• [Instructions to follow] Each line of the material below should be reproduced exactly.

• [Provided records]
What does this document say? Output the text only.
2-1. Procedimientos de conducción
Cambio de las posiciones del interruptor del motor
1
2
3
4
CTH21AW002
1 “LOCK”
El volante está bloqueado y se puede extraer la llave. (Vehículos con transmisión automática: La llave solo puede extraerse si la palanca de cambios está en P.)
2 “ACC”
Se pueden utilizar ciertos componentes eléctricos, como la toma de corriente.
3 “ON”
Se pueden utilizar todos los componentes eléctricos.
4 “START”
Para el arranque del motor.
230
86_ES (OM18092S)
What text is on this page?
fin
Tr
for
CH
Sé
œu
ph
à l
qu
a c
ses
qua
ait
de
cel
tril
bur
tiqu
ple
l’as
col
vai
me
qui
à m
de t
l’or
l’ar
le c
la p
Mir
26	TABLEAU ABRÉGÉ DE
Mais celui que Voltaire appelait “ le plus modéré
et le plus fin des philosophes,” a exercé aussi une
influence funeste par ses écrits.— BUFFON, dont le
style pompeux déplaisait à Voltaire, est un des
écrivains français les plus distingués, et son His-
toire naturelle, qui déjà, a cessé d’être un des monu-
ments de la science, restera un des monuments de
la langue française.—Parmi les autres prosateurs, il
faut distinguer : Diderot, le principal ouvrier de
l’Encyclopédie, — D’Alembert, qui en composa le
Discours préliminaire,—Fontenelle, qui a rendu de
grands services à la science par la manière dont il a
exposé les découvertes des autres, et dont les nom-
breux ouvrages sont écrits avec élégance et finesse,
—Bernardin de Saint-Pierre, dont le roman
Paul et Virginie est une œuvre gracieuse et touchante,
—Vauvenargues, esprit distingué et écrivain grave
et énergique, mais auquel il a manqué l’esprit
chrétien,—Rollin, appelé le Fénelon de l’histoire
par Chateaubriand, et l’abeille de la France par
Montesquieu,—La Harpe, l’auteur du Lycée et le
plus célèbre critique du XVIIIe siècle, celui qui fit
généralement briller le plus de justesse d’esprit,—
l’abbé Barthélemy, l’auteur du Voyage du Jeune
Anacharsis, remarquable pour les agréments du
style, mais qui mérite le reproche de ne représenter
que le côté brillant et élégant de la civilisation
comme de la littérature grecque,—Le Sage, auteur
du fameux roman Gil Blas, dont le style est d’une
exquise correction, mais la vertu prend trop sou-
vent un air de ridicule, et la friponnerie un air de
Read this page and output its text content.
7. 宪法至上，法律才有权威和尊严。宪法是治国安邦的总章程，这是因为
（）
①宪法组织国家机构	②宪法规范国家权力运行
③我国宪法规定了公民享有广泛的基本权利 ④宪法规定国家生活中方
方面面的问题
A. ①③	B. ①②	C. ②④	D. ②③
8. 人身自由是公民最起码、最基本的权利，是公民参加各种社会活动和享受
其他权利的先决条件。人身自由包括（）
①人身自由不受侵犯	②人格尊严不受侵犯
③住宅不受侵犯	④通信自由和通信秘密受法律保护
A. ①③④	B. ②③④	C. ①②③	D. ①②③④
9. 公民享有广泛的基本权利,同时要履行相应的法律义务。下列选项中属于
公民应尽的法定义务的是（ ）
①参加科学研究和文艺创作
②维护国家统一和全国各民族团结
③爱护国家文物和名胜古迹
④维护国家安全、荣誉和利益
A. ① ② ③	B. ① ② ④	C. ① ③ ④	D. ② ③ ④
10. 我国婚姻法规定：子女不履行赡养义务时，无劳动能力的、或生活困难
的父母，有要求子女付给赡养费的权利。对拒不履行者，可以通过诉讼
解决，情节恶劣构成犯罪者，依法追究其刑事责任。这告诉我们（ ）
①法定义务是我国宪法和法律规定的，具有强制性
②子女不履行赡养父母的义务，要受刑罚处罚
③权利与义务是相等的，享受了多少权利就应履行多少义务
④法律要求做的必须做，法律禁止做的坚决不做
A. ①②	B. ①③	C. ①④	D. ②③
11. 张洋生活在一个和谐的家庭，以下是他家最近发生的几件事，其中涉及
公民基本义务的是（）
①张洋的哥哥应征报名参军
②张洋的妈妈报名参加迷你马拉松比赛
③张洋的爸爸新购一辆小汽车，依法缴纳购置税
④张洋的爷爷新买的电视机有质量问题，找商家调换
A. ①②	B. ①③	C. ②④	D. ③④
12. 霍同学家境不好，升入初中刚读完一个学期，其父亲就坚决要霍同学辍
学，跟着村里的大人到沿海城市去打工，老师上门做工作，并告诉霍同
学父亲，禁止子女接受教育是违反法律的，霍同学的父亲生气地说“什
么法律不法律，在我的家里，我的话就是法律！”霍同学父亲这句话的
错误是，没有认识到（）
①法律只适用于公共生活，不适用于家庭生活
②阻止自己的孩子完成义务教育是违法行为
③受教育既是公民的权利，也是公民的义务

• [Solution to the exercise]
What does this document say? Output the text only.
2-1. Procedimientos de conducción
Cambio de las posiciones del interruptor del motor
1
2
3
4
CTH21AW002
1 “LOCK”
El volante está bloqueado y se puede extraer la llave. (Vehículos con transmisión automática: La llave solo puede extraerse si la palanca de cambios está en P.)
2 “ACC”
Se pueden utilizar ciertos componentes eléctricos, como la toma de corriente.
3 “ON”
Se pueden utilizar todos los componentes eléctricos.
4 “START”
Para el arranque del motor.
230
86_ES (OM18092S)
What text is on this page?
fin
Tr
for
CH
Sé
œu
ph
à l
qu
a c
ses
qua
ait
de
cel
tril
bur
tiqu
ple
l’as
col
vai
me
qui
à m
de t
l’or
l’ar
le c
la p
Mir
26	TABLEAU ABRÉGÉ DE
Mais celui que Voltaire appelait “ le plus modéré
et le plus fin des philosophes,” a exercé aussi une
influence funeste par ses écrits.— BUFFON, dont le
style pompeux déplaisait à Voltaire, est un des
écrivains français les plus distingués, et son His-
toire naturelle, qui déjà, a cessé d’être un des monu-
ments de la science, restera un des monuments de
la langue française.—Parmi les autres prosateurs, il
faut distinguer : Diderot, le principal ouvrier de
l’Encyclopédie, — D’Alembert, qui en composa le
Discours préliminaire,—Fontenelle, qui a rendu de
grands services à la science par la manière dont il a
exposé les découvertes des autres, et dont les nom-
breux ouvrages sont écrits avec élégance et finesse,
—Bernardin de Saint-Pierre, dont le roman
Paul et Virginie est une œuvre gracieuse et touchante,
—Vauvenargues, esprit distingué et écrivain grave
et énergique, mais auquel il a manqué l’esprit
chrétien,—Rollin, appelé le Fénelon de l’histoire
par Chateaubriand, et l’abeille de la France par
Montesquieu,—La Harpe, l’auteur du Lycée et le
plus célèbre critique du XVIIIe siècle, celui qui fit
généralement briller le plus de justesse d’esprit,—
l’abbé Barthélemy, l’auteur du Voyage du Jeune
Anacharsis, remarquable pour les agréments du
style, mais qui mérite le reproche de ne représenter
que le côté brillant et élégant de la civilisation
comme de la littérature grecque,—Le Sage, auteur
du fameux roman Gil Blas, dont le style est d’une
exquise correction, mais la vertu prend trop sou-
vent un air de ridicule, et la friponnerie un air de
Read this page and output its text content.
7. 宪法至上，法律才有权威和尊严。宪法是治国安邦的总章程，这是因为
（）
①宪法组织国家机构	②宪法规范国家权力运行
③我国宪法规定了公民享有广泛的基本权利 ④宪法规定国家生活中方
方面面的问题
A. ①③	B. ①②	C. ②④	D. ②③
8. 人身自由是公民最起码、最基本的权利，是公民参加各种社会活动和享受
其他权利的先决条件。人身自由包括（）
①人身自由不受侵犯	②人格尊严不受侵犯
③住宅不受侵犯	④通信自由和通信秘密受法律保护
A. ①③④	B. ②③④	C. ①②③	D. ①②③④
9. 公民享有广泛的基本权利,同时要履行相应的法律义务。下列选项中属于
公民应尽的法定义务的是（ ）
①参加科学研究和文艺创作
②维护国家统一和全国各民族团结
③爱护国家文物和名胜古迹
④维护国家安全、荣誉和利益
A. ① ② ③	B. ① ② ④	C. ① ③ ④	D. ② ③ ④
10. 我国婚姻法规定：子女不履行赡养义务时，无劳动能力的、或生活困难
的父母，有要求子女付给赡养费的权利。对拒不履行者，可以通过诉讼
解决，情节恶劣构成犯罪者，依法追究其刑事责任。这告诉我们（ ）
①法定义务是我国宪法和法律规定的，具有强制性
②子女不履行赡养父母的义务，要受刑罚处罚
③权利与义务是相等的，享受了多少权利就应履行多少义务
④法律要求做的必须做，法律禁止做的坚决不做
A. ①②	B. ①③	C. ①④	D. ②③
11. 张洋生活在一个和谐的家庭，以下是他家最近发生的几件事，其中涉及
公民基本义务的是（）
①张洋的哥哥应征报名参军
②张洋的妈妈报名参加迷你马拉松比赛
③张洋的爸爸新购一辆小汽车，依法缴纳购置税
④张洋的爷爷新买的电视机有质量问题，找商家调换
A. ①②	B. ①③	C. ②④	D. ③④
12. 霍同学家境不好，升入初中刚读完一个学期，其父亲就坚决要霍同学辍
学，跟着村里的大人到沿海城市去打工，老师上门做工作，并告诉霍同
学父亲，禁止子女接受教育是违反法律的，霍同学的父亲生气地说“什
么法律不法律，在我的家里，我的话就是法律！”霍同学父亲这句话的
错误是，没有认识到（）
①法律只适用于公共生活，不适用于家庭生活
②阻止自己的孩子完成义务教育是违法行为
③受教育既是公民的权利，也是公民的义务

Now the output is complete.